- Work to be completed: Copy out each line of the material below that holds the string "title".

- Dataset entries:
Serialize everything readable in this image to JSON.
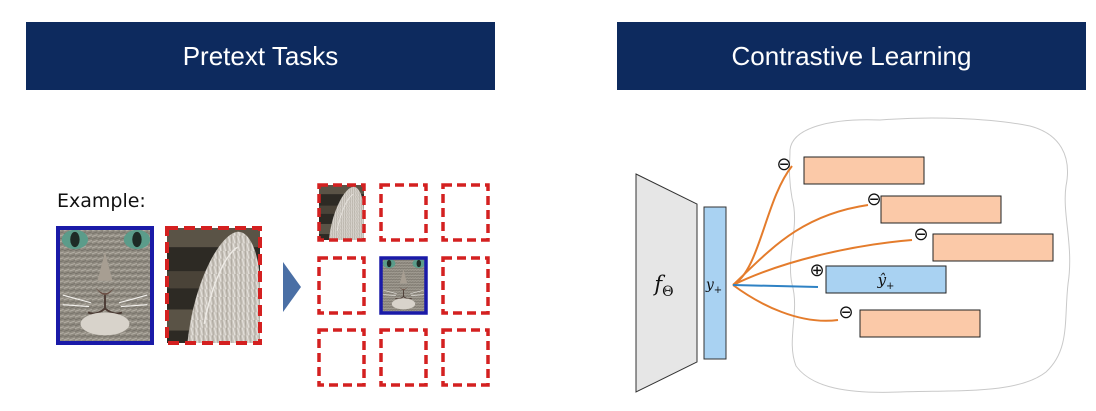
{
  "colors": {
    "banner_bg": "#0d2a5e",
    "banner_text": "#ffffff",
    "solid_border": "#1a1aa8",
    "dashed_border": "#d42020",
    "arrow": "#4a6fa5",
    "encoder_fill": "#e6e6e6",
    "embedding_fill": "#a9d2f2",
    "negative_fill": "#fbc9a8",
    "negative_line": "#e47c2c",
    "positive_line": "#2f82c4"
  },
  "left_panel": {
    "title": "Pretext Tasks",
    "example_label": "Example:",
    "grid": {
      "rows": 3,
      "columns": 3,
      "filled_cells": [
        "top-left: ear patch",
        "center: full cat face"
      ]
    }
  },
  "right_panel": {
    "title": "Contrastive Learning",
    "encoder_label": "f",
    "encoder_subscript": "Θ",
    "embedding_label": "y",
    "embedding_subscript": "+",
    "positive_symbol": "⊕",
    "negative_symbol": "⊖",
    "positive_label": "ŷ",
    "positive_subscript": "+",
    "negatives_count": 4
  }
}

- Final result:
    "title": "Pretext Tasks",
    "title": "Contrastive Learning",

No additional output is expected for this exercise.